RECORDS SHOWN:
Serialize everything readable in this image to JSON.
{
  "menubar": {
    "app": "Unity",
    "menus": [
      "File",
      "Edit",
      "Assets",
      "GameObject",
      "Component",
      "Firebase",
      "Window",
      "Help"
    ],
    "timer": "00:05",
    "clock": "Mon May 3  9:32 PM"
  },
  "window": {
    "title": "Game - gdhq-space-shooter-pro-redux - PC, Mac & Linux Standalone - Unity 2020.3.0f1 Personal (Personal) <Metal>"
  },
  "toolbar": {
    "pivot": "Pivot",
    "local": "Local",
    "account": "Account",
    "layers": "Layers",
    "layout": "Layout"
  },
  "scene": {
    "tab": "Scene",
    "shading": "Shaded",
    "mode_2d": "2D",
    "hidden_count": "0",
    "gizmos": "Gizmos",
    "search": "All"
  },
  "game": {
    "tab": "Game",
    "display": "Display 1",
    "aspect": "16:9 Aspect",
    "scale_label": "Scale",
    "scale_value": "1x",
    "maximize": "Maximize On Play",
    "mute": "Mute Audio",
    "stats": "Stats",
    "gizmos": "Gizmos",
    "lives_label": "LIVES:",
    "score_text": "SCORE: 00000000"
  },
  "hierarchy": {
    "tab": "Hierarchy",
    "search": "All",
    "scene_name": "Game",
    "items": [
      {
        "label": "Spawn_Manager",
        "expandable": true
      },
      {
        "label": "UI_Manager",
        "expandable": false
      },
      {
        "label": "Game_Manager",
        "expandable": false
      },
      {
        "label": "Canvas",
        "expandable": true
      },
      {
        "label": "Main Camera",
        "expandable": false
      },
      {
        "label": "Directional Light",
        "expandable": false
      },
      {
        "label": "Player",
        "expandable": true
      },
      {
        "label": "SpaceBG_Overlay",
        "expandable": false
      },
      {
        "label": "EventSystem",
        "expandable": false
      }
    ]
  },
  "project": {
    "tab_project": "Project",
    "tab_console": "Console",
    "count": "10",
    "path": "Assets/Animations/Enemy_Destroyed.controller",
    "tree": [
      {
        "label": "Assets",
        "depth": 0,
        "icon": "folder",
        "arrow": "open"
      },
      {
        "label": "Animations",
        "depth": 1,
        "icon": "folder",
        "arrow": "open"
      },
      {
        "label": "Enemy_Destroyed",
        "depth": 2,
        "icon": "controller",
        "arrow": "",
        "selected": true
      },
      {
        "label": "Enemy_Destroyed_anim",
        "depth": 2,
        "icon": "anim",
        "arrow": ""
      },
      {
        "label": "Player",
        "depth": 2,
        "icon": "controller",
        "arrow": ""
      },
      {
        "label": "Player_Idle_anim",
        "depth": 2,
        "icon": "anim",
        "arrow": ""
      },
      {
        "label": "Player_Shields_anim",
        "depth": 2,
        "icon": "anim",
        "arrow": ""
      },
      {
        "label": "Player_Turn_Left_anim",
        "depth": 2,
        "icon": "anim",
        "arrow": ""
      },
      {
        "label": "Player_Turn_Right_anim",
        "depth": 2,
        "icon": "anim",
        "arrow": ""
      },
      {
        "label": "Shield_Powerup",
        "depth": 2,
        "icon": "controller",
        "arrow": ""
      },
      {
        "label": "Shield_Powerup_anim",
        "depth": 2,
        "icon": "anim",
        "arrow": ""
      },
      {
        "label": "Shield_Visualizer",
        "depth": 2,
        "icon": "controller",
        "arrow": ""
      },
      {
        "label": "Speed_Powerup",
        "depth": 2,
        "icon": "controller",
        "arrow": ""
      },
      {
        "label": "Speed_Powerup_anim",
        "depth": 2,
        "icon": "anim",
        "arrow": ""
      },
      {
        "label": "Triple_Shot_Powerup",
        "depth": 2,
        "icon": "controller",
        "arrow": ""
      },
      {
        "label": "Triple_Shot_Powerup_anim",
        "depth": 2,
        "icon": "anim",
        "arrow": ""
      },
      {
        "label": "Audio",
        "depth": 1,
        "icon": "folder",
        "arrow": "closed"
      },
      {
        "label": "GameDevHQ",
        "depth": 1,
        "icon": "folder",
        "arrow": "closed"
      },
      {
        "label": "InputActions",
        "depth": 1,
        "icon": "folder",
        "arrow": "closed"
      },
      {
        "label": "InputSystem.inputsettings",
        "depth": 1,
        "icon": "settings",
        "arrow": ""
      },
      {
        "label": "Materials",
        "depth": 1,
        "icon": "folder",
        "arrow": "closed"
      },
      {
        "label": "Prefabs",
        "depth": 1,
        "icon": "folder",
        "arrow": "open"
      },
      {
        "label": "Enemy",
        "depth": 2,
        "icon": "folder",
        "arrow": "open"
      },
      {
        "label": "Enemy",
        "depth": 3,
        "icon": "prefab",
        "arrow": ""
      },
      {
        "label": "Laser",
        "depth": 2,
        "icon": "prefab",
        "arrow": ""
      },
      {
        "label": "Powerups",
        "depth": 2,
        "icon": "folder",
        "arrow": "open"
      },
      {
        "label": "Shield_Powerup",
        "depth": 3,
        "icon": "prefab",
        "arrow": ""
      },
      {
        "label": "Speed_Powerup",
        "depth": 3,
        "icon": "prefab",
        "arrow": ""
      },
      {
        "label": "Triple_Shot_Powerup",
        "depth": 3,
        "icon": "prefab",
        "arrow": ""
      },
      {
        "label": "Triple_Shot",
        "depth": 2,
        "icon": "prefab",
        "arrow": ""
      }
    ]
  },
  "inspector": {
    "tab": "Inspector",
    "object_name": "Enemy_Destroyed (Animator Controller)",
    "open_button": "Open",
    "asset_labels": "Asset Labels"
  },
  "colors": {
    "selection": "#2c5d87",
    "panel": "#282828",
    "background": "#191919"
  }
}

DIRECTIONS: Repeat the data exactly. Leave nothing out.

SOLUTION TO THE EXERCISE:
Serialize everything readable in this image to JSON.
{
  "menubar": {
    "app": "Unity",
    "menus": [
      "File",
      "Edit",
      "Assets",
      "GameObject",
      "Component",
      "Firebase",
      "Window",
      "Help"
    ],
    "timer": "00:05",
    "clock": "Mon May 3  9:32 PM"
  },
  "window": {
    "title": "Game - gdhq-space-shooter-pro-redux - PC, Mac & Linux Standalone - Unity 2020.3.0f1 Personal (Personal) <Metal>"
  },
  "toolbar": {
    "pivot": "Pivot",
    "local": "Local",
    "account": "Account",
    "layers": "Layers",
    "layout": "Layout"
  },
  "scene": {
    "tab": "Scene",
    "shading": "Shaded",
    "mode_2d": "2D",
    "hidden_count": "0",
    "gizmos": "Gizmos",
    "search": "All"
  },
  "game": {
    "tab": "Game",
    "display": "Display 1",
    "aspect": "16:9 Aspect",
    "scale_label": "Scale",
    "scale_value": "1x",
    "maximize": "Maximize On Play",
    "mute": "Mute Audio",
    "stats": "Stats",
    "gizmos": "Gizmos",
    "lives_label": "LIVES:",
    "score_text": "SCORE: 00000000"
  },
  "hierarchy": {
    "tab": "Hierarchy",
    "search": "All",
    "scene_name": "Game",
    "items": [
      {
        "label": "Spawn_Manager",
        "expandable": true
      },
      {
        "label": "UI_Manager",
        "expandable": false
      },
      {
        "label": "Game_Manager",
        "expandable": false
      },
      {
        "label": "Canvas",
        "expandable": true
      },
      {
        "label": "Main Camera",
        "expandable": false
      },
      {
        "label": "Directional Light",
        "expandable": false
      },
      {
        "label": "Player",
        "expandable": true
      },
      {
        "label": "SpaceBG_Overlay",
        "expandable": false
      },
      {
        "label": "EventSystem",
        "expandable": false
      }
    ]
  },
  "project": {
    "tab_project": "Project",
    "tab_console": "Console",
    "count": "10",
    "path": "Assets/Animations/Enemy_Destroyed.controller",
    "tree": [
      {
        "label": "Assets",
        "depth": 0,
        "icon": "folder",
        "arrow": "open"
      },
      {
        "label": "Animations",
        "depth": 1,
        "icon": "folder",
        "arrow": "open"
      },
      {
        "label": "Enemy_Destroyed",
        "depth": 2,
        "icon": "controller",
        "arrow": "",
        "selected": true
      },
      {
        "label": "Enemy_Destroyed_anim",
        "depth": 2,
        "icon": "anim",
        "arrow": ""
      },
      {
        "label": "Player",
        "depth": 2,
        "icon": "controller",
        "arrow": ""
      },
      {
        "label": "Player_Idle_anim",
        "depth": 2,
        "icon": "anim",
        "arrow": ""
      },
      {
        "label": "Player_Shields_anim",
        "depth": 2,
        "icon": "anim",
        "arrow": ""
      },
      {
        "label": "Player_Turn_Left_anim",
        "depth": 2,
        "icon": "anim",
        "arrow": ""
      },
      {
        "label": "Player_Turn_Right_anim",
        "depth": 2,
        "icon": "anim",
        "arrow": ""
      },
      {
        "label": "Shield_Powerup",
        "depth": 2,
        "icon": "controller",
        "arrow": ""
      },
      {
        "label": "Shield_Powerup_anim",
        "depth": 2,
        "icon": "anim",
        "arrow": ""
      },
      {
        "label": "Shield_Visualizer",
        "depth": 2,
        "icon": "controller",
        "arrow": ""
      },
      {
        "label": "Speed_Powerup",
        "depth": 2,
        "icon": "controller",
        "arrow": ""
      },
      {
        "label": "Speed_Powerup_anim",
        "depth": 2,
        "icon": "anim",
        "arrow": ""
      },
      {
        "label": "Triple_Shot_Powerup",
        "depth": 2,
        "icon": "controller",
        "arrow": ""
      },
      {
        "label": "Triple_Shot_Powerup_anim",
        "depth": 2,
        "icon": "anim",
        "arrow": ""
      },
      {
        "label": "Audio",
        "depth": 1,
        "icon": "folder",
        "arrow": "closed"
      },
      {
        "label": "GameDevHQ",
        "depth": 1,
        "icon": "folder",
        "arrow": "closed"
      },
      {
        "label": "InputActions",
        "depth": 1,
        "icon": "folder",
        "arrow": "closed"
      },
      {
        "label": "InputSystem.inputsettings",
        "depth": 1,
        "icon": "settings",
        "arrow": ""
      },
      {
        "label": "Materials",
        "depth": 1,
        "icon": "folder",
        "arrow": "closed"
      },
      {
        "label": "Prefabs",
        "depth": 1,
        "icon": "folder",
        "arrow": "open"
      },
      {
        "label": "Enemy",
        "depth": 2,
        "icon": "folder",
        "arrow": "open"
      },
      {
        "label": "Enemy",
        "depth": 3,
        "icon": "prefab",
        "arrow": ""
      },
      {
        "label": "Laser",
        "depth": 2,
        "icon": "prefab",
        "arrow": ""
      },
      {
        "label": "Powerups",
        "depth": 2,
        "icon": "folder",
        "arrow": "open"
      },
      {
        "label": "Shield_Powerup",
        "depth": 3,
        "icon": "prefab",
        "arrow": ""
      },
      {
        "label": "Speed_Powerup",
        "depth": 3,
        "icon": "prefab",
        "arrow": ""
      },
      {
        "label": "Triple_Shot_Powerup",
        "depth": 3,
        "icon": "prefab",
        "arrow": ""
      },
      {
        "label": "Triple_Shot",
        "depth": 2,
        "icon": "prefab",
        "arrow": ""
      }
    ]
  },
  "inspector": {
    "tab": "Inspector",
    "object_name": "Enemy_Destroyed (Animator Controller)",
    "open_button": "Open",
    "asset_labels": "Asset Labels"
  },
  "colors": {
    "selection": "#2c5d87",
    "panel": "#282828",
    "background": "#191919"
  }
}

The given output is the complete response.